- [A block of data]:
━━━━━━━━
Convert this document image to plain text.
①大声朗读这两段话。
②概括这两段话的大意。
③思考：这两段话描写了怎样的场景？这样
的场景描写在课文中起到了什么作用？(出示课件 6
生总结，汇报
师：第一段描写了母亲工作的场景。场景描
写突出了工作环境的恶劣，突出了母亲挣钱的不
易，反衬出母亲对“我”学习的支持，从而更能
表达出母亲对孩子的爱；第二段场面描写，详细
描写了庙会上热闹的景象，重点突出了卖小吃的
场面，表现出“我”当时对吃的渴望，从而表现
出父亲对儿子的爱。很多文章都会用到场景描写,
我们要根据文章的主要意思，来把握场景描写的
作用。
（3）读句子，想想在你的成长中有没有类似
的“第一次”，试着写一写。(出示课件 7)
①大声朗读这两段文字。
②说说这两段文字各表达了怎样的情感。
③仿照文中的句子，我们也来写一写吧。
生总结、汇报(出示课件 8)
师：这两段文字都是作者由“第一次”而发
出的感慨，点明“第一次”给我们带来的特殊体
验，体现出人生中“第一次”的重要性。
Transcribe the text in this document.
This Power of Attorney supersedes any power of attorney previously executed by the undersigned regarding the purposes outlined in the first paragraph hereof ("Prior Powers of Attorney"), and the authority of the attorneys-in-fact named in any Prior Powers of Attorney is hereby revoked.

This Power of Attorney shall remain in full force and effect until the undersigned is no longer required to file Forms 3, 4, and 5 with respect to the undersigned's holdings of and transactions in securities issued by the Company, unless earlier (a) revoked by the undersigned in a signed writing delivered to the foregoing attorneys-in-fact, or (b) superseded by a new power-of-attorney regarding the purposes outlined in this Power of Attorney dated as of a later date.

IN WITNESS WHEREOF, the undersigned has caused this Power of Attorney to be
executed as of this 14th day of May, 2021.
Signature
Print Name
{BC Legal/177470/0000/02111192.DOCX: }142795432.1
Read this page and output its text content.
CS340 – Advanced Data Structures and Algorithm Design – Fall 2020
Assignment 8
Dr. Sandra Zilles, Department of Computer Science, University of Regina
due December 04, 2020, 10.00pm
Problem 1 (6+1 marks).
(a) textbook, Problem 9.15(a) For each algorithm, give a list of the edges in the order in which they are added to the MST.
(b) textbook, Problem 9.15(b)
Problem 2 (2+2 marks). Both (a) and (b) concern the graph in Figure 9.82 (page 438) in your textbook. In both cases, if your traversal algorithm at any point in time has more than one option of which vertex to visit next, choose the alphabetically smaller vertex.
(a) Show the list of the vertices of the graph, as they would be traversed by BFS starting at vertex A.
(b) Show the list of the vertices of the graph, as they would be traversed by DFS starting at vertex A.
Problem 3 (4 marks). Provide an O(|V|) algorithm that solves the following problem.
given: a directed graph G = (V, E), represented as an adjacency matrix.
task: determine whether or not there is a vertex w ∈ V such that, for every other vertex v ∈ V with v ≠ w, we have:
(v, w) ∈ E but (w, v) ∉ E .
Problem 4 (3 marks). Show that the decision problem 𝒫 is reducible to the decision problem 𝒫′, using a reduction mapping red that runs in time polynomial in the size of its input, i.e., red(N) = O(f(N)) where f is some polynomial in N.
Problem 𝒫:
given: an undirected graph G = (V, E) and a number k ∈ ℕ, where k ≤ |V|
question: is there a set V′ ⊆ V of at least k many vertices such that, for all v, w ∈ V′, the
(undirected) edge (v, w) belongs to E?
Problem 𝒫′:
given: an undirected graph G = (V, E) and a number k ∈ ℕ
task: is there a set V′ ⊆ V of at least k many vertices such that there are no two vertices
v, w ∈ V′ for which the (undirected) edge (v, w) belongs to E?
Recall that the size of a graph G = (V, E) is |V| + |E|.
━━━━━━━━
- [What is required]:
Look for "traversed" and pull out every line that has it.

- [Result of this task]:
(a) Show the list of the vertices of the graph, as they would be traversed by BFS starting at vertex A.
(b) Show the list of the vertices of the graph, as they would be traversed by DFS starting at vertex A.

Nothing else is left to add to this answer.